### [Provided material]
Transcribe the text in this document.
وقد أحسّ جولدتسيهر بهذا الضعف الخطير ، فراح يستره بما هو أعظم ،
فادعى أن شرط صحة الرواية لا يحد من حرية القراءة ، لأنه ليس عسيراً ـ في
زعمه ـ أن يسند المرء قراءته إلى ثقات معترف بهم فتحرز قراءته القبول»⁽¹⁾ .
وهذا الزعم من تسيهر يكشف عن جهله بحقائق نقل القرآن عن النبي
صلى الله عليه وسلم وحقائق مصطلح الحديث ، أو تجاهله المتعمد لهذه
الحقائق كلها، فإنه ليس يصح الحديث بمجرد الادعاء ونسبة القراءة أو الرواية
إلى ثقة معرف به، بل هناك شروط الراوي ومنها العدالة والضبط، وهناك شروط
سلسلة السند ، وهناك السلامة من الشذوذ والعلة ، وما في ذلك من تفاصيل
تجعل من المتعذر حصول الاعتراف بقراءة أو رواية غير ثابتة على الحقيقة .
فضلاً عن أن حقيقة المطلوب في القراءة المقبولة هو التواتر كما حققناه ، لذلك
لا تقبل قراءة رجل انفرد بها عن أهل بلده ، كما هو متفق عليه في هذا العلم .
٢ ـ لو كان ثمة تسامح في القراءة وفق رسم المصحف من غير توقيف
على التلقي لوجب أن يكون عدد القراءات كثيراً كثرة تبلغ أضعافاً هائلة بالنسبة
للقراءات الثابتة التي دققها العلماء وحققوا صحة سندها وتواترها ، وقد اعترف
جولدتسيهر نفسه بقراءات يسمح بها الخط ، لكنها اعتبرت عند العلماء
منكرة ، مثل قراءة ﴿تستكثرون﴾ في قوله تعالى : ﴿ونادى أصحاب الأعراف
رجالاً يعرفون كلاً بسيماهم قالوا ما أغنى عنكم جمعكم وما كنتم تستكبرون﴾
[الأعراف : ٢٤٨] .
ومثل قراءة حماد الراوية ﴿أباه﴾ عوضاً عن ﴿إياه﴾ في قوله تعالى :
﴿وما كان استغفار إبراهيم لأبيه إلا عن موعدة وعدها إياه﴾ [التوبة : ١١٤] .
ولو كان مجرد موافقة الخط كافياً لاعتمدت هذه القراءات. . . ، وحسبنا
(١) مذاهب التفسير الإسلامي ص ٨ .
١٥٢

### [Short problem]
Show each line in the entries that holds the string "الأعراف".

### [Complete output]
منكرة ، مثل قراءة ﴿تستكثرون﴾ في قوله تعالى : ﴿ونادى أصحاب الأعراف
[الأعراف : ٢٤٨] .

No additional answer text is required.